- Given text:
More formally, the elaborated infoset of an infoitem is defined by a function E from information items ('II' for short) and a set of implicit quotation element names to (sequences of) information items (IQNs), by cases over the kind of information item. In each case we refer to the original information item as o and the result of a single elaboration, that is E(o,IQNs), as e, and to the values of properties of information items using a '.' and the property name, e.g.. o.local name.

The elaboration of an II o is F(E(o,IQNs)), where F is defined in Infoset fixup below and E is defined as follows:

element II
If e was named as an implicit quotation element, a member of IQNs, then
  • o is an infoitem of the same kind as o, with the same properties and values
otherwise iff o.attributes contains an AII whose name is quote in the elaboration quotation namespace, then
  • e is an element II with the same properties and values as o except for the [attributes] property, from which the eq:quote attribute is removed
otherwise if o's is an elaboration signal or o.attributes contains an elaboration signal then
  • e is a (possibly empty) sequence of element, processing instruction, unexpanded entity reference, character, and comment information items, the result of processing o according to the specification governing the elaboration signal;
  • e is an element II with the same properties and values as o except for the [children] property, whose value is the concatenation of E*(c,IQNs) for each child c in o.children, in order. By E* is meant the result of repeated applications of E to (the members of) its own value until a fixed-point is reached.

- Work to be completed:
Can you duplicate the passage on infoset elaboration, starting with "More formally, the" and going on through "e.g.. o.local name."?

- Dataset extract:
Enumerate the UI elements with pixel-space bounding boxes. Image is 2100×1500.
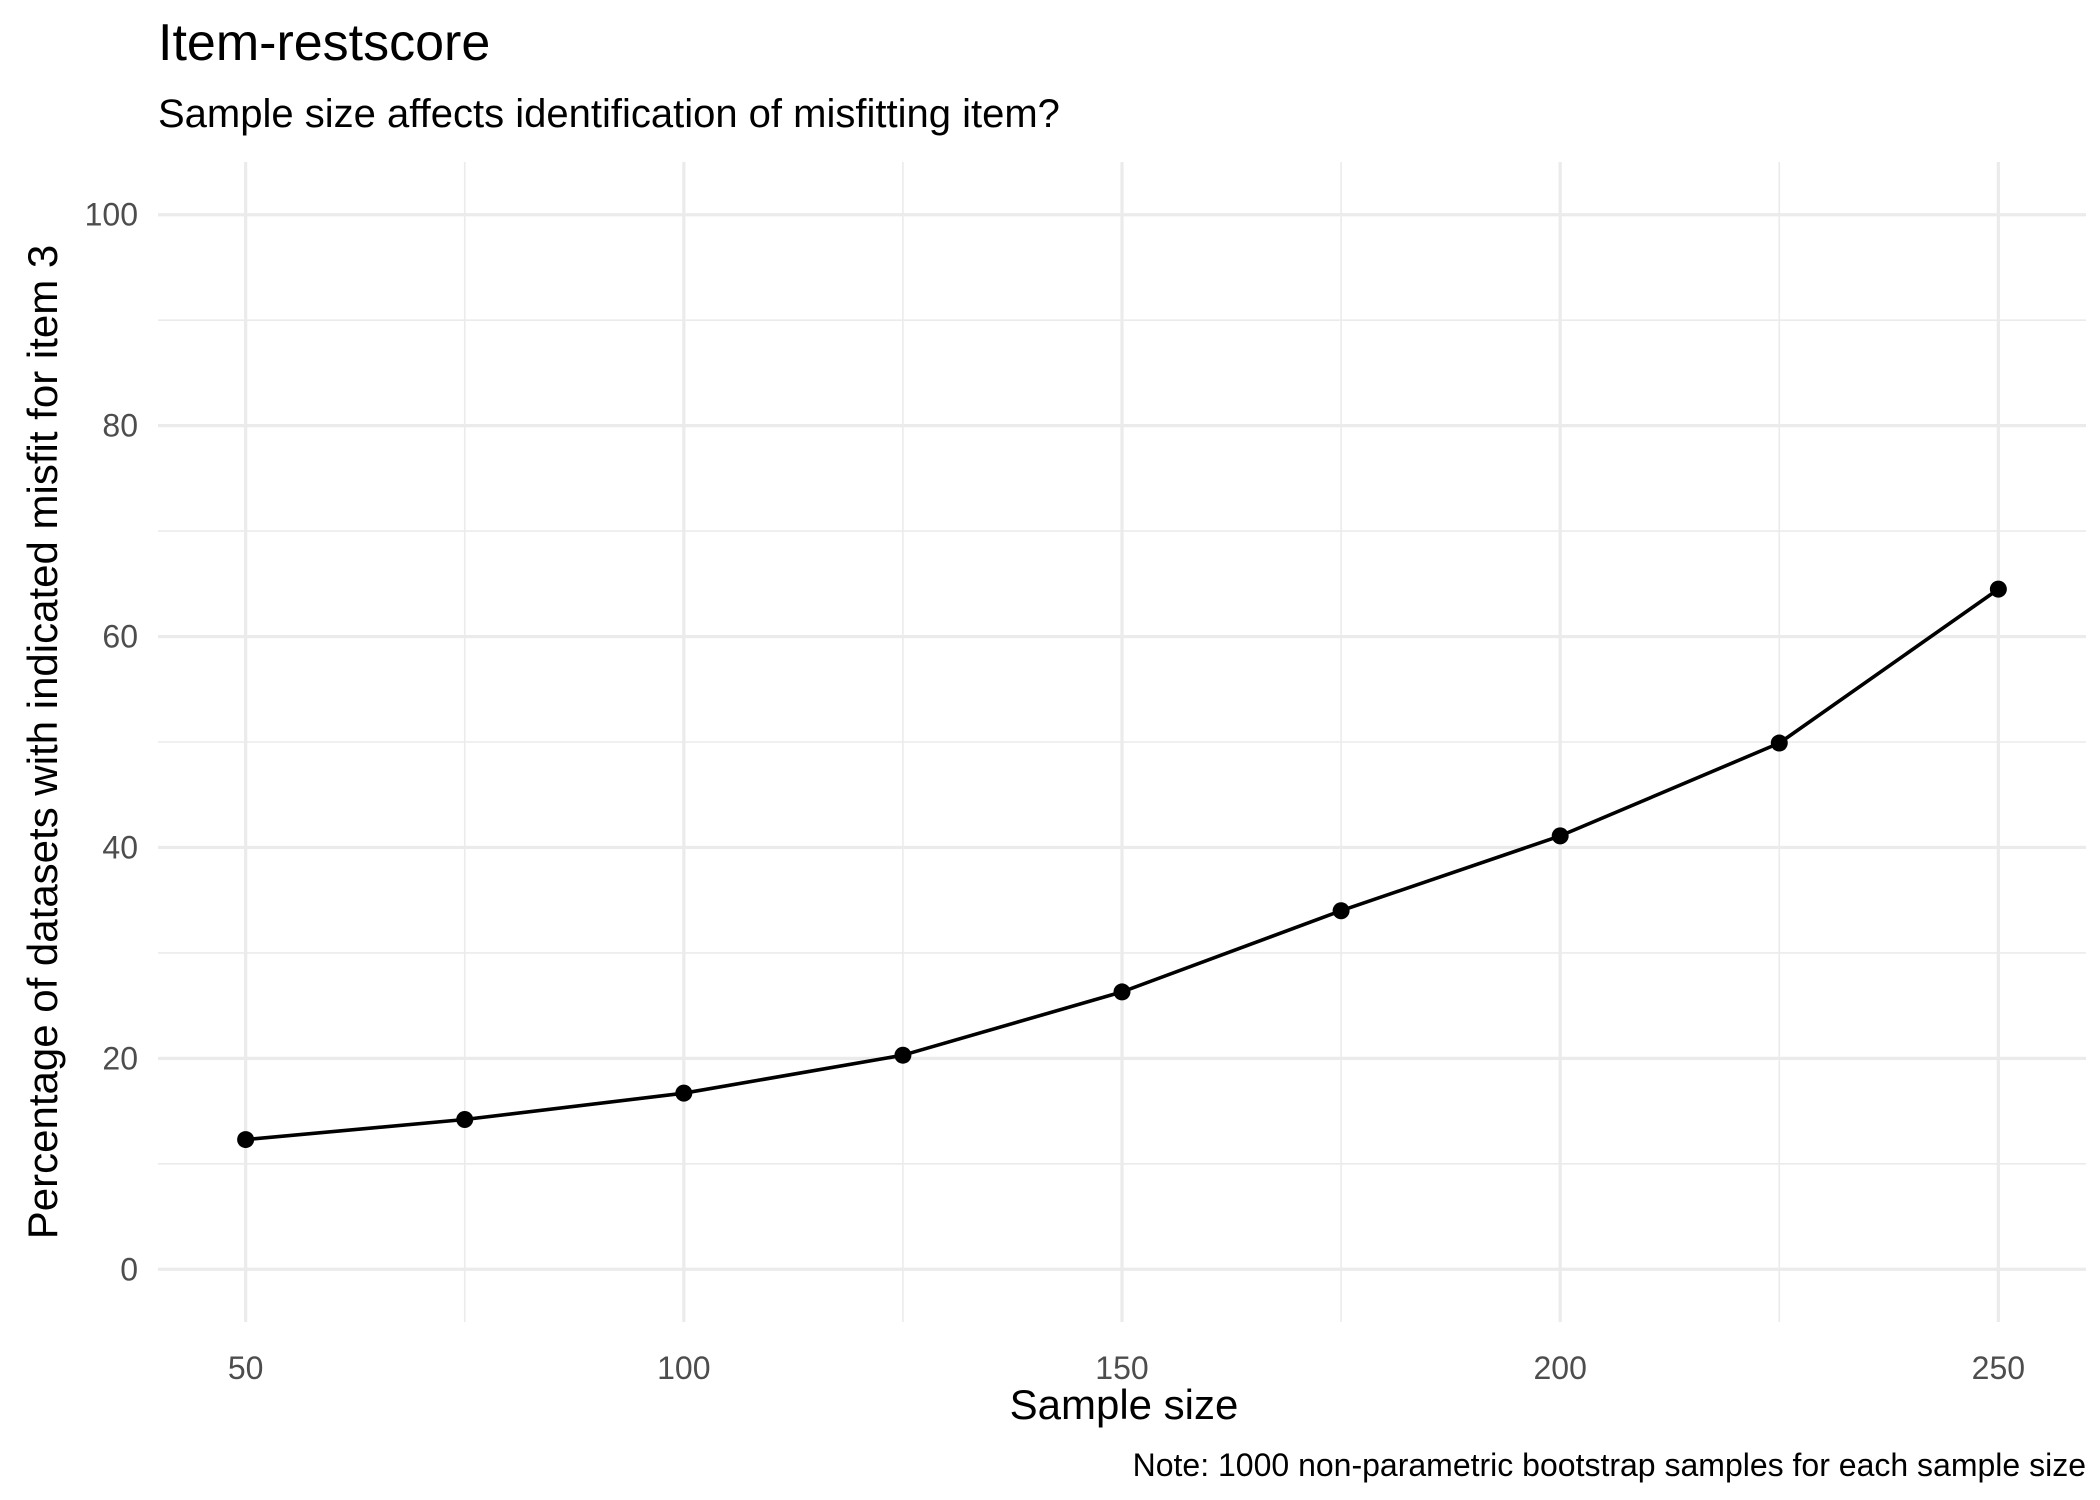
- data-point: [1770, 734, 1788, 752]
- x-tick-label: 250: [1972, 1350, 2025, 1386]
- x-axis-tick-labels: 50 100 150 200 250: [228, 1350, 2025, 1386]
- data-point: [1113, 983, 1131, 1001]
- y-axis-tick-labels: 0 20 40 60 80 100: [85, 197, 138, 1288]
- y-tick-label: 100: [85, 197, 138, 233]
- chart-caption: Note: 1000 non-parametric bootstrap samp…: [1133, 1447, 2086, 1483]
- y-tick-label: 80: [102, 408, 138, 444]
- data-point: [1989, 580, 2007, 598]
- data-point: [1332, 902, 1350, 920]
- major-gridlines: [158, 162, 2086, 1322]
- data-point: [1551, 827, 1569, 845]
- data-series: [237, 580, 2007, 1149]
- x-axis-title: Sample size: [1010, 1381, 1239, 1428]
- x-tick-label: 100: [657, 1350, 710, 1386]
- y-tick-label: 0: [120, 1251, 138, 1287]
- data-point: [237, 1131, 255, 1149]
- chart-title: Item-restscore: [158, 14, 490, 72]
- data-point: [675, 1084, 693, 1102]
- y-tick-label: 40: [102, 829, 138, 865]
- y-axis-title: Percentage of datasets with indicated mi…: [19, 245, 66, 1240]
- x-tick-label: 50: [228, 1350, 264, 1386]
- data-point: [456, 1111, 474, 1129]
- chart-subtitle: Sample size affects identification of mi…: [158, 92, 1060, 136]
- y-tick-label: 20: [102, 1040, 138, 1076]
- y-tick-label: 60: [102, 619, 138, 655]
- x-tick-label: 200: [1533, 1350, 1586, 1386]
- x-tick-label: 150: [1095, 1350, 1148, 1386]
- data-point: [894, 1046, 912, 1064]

---

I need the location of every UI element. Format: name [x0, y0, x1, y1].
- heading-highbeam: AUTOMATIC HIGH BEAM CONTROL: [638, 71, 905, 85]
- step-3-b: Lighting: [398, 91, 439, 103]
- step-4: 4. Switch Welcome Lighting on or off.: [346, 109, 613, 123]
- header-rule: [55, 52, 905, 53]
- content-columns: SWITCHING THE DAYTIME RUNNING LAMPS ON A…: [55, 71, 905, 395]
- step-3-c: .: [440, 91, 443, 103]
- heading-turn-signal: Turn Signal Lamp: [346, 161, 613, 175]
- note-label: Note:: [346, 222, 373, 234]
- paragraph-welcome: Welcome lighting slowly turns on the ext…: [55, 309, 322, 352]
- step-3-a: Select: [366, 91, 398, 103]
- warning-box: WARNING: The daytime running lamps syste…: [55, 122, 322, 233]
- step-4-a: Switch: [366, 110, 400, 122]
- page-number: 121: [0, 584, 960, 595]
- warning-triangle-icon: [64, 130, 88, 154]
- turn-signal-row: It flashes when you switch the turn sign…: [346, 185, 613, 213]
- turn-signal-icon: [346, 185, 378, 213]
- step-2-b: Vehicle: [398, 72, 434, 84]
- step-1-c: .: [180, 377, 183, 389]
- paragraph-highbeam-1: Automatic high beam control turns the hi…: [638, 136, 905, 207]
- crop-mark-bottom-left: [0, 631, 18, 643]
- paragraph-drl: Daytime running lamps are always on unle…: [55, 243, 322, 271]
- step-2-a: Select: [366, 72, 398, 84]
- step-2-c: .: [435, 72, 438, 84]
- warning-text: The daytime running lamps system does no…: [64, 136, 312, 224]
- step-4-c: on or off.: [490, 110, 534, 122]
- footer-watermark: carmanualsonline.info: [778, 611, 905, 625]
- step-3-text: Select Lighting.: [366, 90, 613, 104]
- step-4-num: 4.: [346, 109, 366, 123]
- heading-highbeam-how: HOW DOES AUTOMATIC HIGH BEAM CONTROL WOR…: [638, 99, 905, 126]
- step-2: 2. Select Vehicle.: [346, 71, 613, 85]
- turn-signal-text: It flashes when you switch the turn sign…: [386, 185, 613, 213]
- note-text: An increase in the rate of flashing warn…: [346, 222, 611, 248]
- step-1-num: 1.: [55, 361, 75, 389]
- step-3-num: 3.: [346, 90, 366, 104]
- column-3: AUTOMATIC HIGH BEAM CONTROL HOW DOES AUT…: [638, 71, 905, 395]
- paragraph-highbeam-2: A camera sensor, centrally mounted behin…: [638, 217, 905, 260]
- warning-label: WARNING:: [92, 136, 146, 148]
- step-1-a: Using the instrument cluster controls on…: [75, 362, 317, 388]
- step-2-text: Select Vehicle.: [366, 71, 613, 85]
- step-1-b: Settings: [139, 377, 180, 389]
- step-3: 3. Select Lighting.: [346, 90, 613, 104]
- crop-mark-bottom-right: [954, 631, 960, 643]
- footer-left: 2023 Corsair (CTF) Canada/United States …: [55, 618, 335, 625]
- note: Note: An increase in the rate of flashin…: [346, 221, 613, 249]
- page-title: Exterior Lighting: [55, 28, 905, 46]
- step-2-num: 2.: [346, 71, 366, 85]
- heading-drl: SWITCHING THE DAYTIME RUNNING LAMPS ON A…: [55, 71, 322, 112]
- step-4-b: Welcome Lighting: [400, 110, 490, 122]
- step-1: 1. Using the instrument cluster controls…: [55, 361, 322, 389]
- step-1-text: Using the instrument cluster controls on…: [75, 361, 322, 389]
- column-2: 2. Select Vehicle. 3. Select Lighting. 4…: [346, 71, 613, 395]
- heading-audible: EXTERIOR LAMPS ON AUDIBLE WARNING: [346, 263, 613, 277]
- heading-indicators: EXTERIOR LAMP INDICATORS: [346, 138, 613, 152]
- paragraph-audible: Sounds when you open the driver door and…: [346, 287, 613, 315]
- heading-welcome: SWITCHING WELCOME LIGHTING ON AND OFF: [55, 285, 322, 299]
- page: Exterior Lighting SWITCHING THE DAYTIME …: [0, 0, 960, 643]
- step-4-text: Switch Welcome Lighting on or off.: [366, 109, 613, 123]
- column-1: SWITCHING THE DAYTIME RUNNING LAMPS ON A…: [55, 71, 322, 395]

...

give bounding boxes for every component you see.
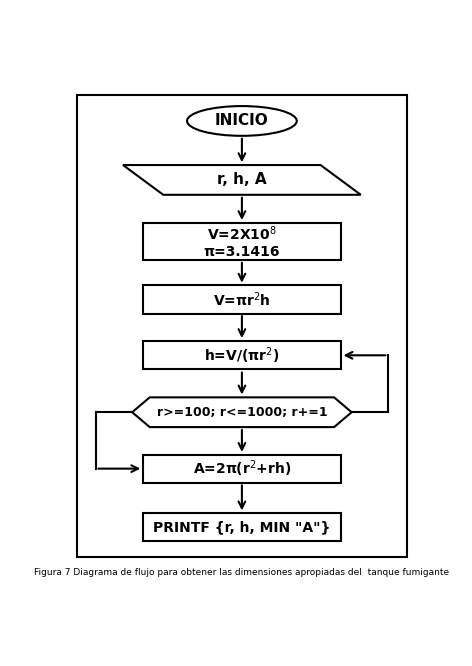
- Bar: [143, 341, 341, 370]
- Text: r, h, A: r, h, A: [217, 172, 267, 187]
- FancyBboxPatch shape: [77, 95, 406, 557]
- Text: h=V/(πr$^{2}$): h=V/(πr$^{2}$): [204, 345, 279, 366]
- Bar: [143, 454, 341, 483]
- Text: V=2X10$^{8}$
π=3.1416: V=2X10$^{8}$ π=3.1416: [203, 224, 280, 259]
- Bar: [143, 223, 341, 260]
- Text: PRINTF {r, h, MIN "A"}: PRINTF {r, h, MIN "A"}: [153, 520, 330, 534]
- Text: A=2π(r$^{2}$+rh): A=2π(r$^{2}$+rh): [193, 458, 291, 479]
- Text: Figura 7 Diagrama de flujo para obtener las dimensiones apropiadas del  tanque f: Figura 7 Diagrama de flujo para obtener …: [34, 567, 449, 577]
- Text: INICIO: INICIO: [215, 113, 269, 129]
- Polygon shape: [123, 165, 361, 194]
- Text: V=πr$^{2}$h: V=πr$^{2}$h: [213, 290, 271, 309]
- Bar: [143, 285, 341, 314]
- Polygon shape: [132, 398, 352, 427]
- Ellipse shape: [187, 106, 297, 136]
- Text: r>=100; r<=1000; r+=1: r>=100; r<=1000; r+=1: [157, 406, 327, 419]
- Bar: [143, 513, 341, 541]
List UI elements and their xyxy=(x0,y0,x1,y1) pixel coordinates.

- Answer in full:
More formally, the elaborated infoset of an infoitem is defined by a function E from information items ('II' for short) and a set of implicit quotation element names to (sequences of) information items (IQNs), by cases over the kind of information item. In each case we refer to the original information item as o and the result of a single elaboration, that is E(o,IQNs), as e, and to the values of properties of information items using a '.' and the property name, e.g.. o.local name.